▶ Directions: For each line below that contains the string "实验原理", copy that line.

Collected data
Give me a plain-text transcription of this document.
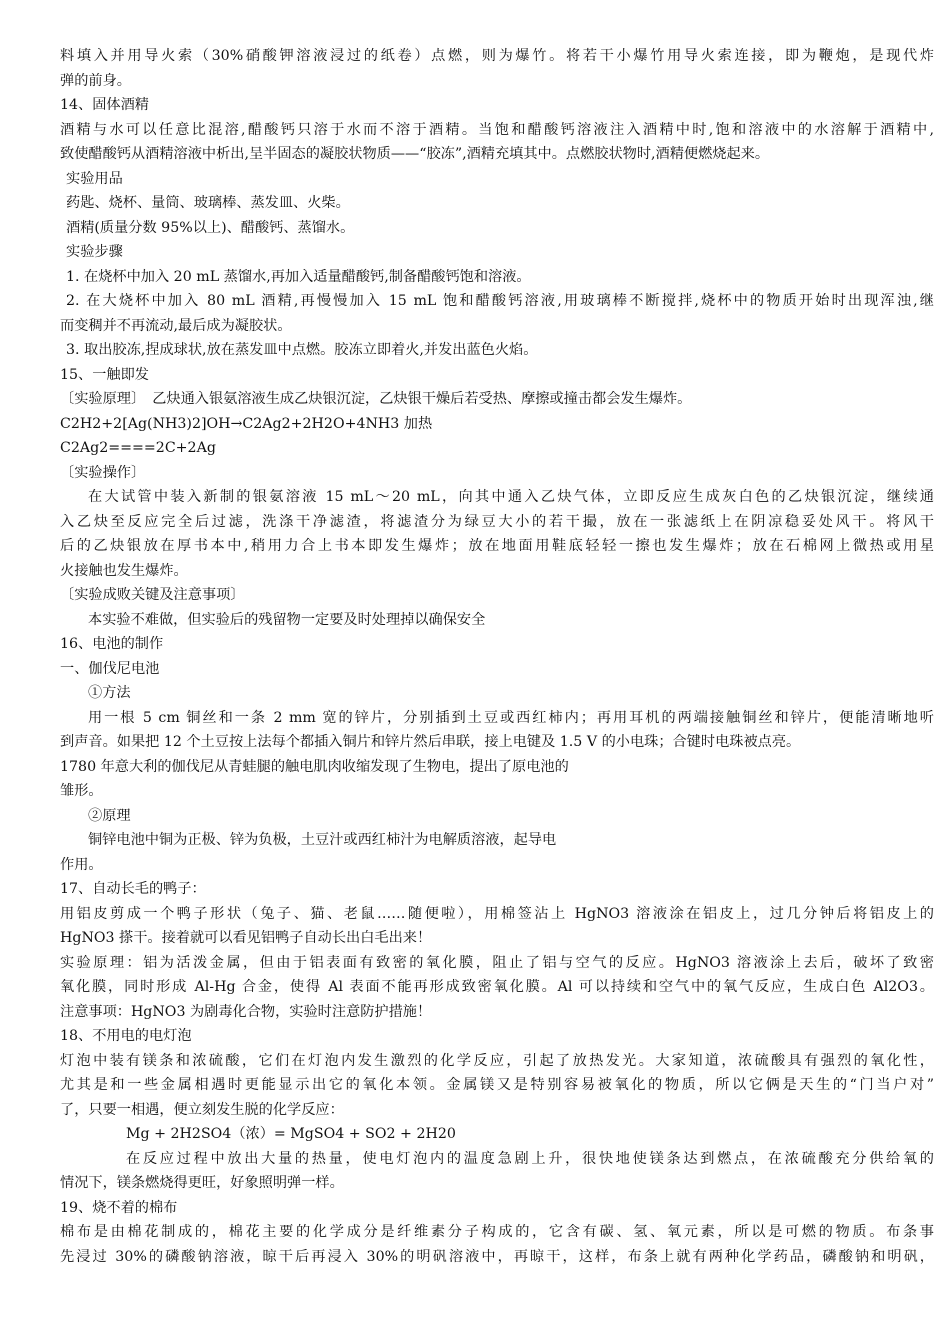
料填入并用导火索（30%硝酸钾溶液浸过的纸卷）点燃，则为爆竹。将若干小爆竹用导火索连接，即为鞭炮，是现代炸
弹的前身。
14、固体酒精
酒精与水可以任意比混溶,醋酸钙只溶于水而不溶于酒精。当饱和醋酸钙溶液注入酒精中时,饱和溶液中的水溶解于酒精中,
致使醋酸钙从酒精溶液中析出,呈半固态的凝胶状物质——“胶冻”,酒精充填其中。点燃胶状物时,酒精便燃烧起来。
实验用品
药匙、烧杯、量筒、玻璃棒、蒸发皿、火柴。
酒精(质量分数 95%以上)、醋酸钙、蒸馏水。
实验步骤
1. 在烧杯中加入 20 mL 蒸馏水,再加入适量醋酸钙,制备醋酸钙饱和溶液。
2. 在大烧杯中加入 80 mL 酒精,再慢慢加入 15 mL 饱和醋酸钙溶液,用玻璃棒不断搅拌,烧杯中的物质开始时出现浑浊,继
而变稠并不再流动,最后成为凝胶状。
3. 取出胶冻,捏成球状,放在蒸发皿中点燃。胶冻立即着火,并发出蓝色火焰。
15、一触即发
〔实验原理〕　乙炔通入银氨溶液生成乙炔银沉淀，乙炔银干燥后若受热、摩擦或撞击都会发生爆炸。
C2H2+2[Ag(NH3)2]OH→C2Ag2+2H2O+4NH3 加热
C2Ag2====2C+2Ag
〔实验操作〕
在大试管中装入新制的银氨溶液 15 mL～20 mL，向其中通入乙炔气体，立即反应生成灰白色的乙炔银沉淀，继续通
入乙炔至反应完全后过滤，洗涤干净滤渣，将滤渣分为绿豆大小的若干撮，放在一张滤纸上在阴凉稳妥处风干。将风干
后的乙炔银放在厚书本中,稍用力合上书本即发生爆炸；放在地面用鞋底轻轻一擦也发生爆炸；放在石棉网上微热或用星
火接触也发生爆炸。
〔实验成败关键及注意事项〕
本实验不难做，但实验后的残留物一定要及时处理掉以确保安全
16、电池的制作
一、伽伐尼电池
①方法
用一根 5 cm 铜丝和一条 2 mm 宽的锌片，分别插到土豆或西红柿内；再用耳机的两端接触铜丝和锌片，便能清晰地听
到声音。如果把 12 个土豆按上法每个都插入铜片和锌片然后串联，接上电键及 1.5 V 的小电珠；合键时电珠被点亮。
1780 年意大利的伽伐尼从青蛙腿的触电肌肉收缩发现了生物电，提出了原电池的
雏形。
②原理
铜锌电池中铜为正极、锌为负极，土豆汁或西红柿汁为电解质溶液，起导电
作用。
17、自动长毛的鸭子：
用铝皮剪成一个鸭子形状（兔子、猫、老鼠……随便啦），用棉签沾上 HgNO3 溶液涂在铝皮上，过几分钟后将铝皮上的
HgNO3 搽干。接着就可以看见铝鸭子自动长出白毛出来！
实验原理：铝为活泼金属，但由于铝表面有致密的氧化膜，阻止了铝与空气的反应。HgNO3 溶液涂上去后，破坏了致密
氧化膜，同时形成 Al-Hg 合金，使得 Al 表面不能再形成致密氧化膜。Al 可以持续和空气中的氧气反应，生成白色 Al2O3。
注意事项：HgNO3 为剧毒化合物，实验时注意防护措施！
18、不用电的电灯泡
灯泡中装有镁条和浓硫酸，它们在灯泡内发生激烈的化学反应，引起了放热发光。大家知道，浓硫酸具有强烈的氧化性，
尤其是和一些金属相遇时更能显示出它的氧化本领。金属镁又是特别容易被氧化的物质，所以它俩是天生的“门当户对”
了，只要一相遇，便立刻发生脱的化学反应：
Mg + 2H2SO4（浓）= MgSO4 + SO2 + 2H20
在反应过程中放出大量的热量，使电灯泡内的温度急剧上升，很快地使镁条达到燃点，在浓硫酸充分供给氧的
情况下，镁条燃烧得更旺，好象照明弹一样。
19、烧不着的棉布
棉布是由棉花制成的，棉花主要的化学成分是纤维素分子构成的，它含有碳、氢、氧元素，所以是可燃的物质。布条事
先浸过 30%的磷酸钠溶液，晾干后再浸入 30%的明矾溶液中，再晾干，这样，布条上就有两种化学药品，磷酸钠和明矾，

▶ Reply:
〔实验原理〕　乙炔通入银氨溶液生成乙炔银沉淀，乙炔银干燥后若受热、摩擦或撞击都会发生爆炸。
实验原理：铝为活泼金属，但由于铝表面有致密的氧化膜，阻止了铝与空气的反应。HgNO3 溶液涂上去后，破坏了致密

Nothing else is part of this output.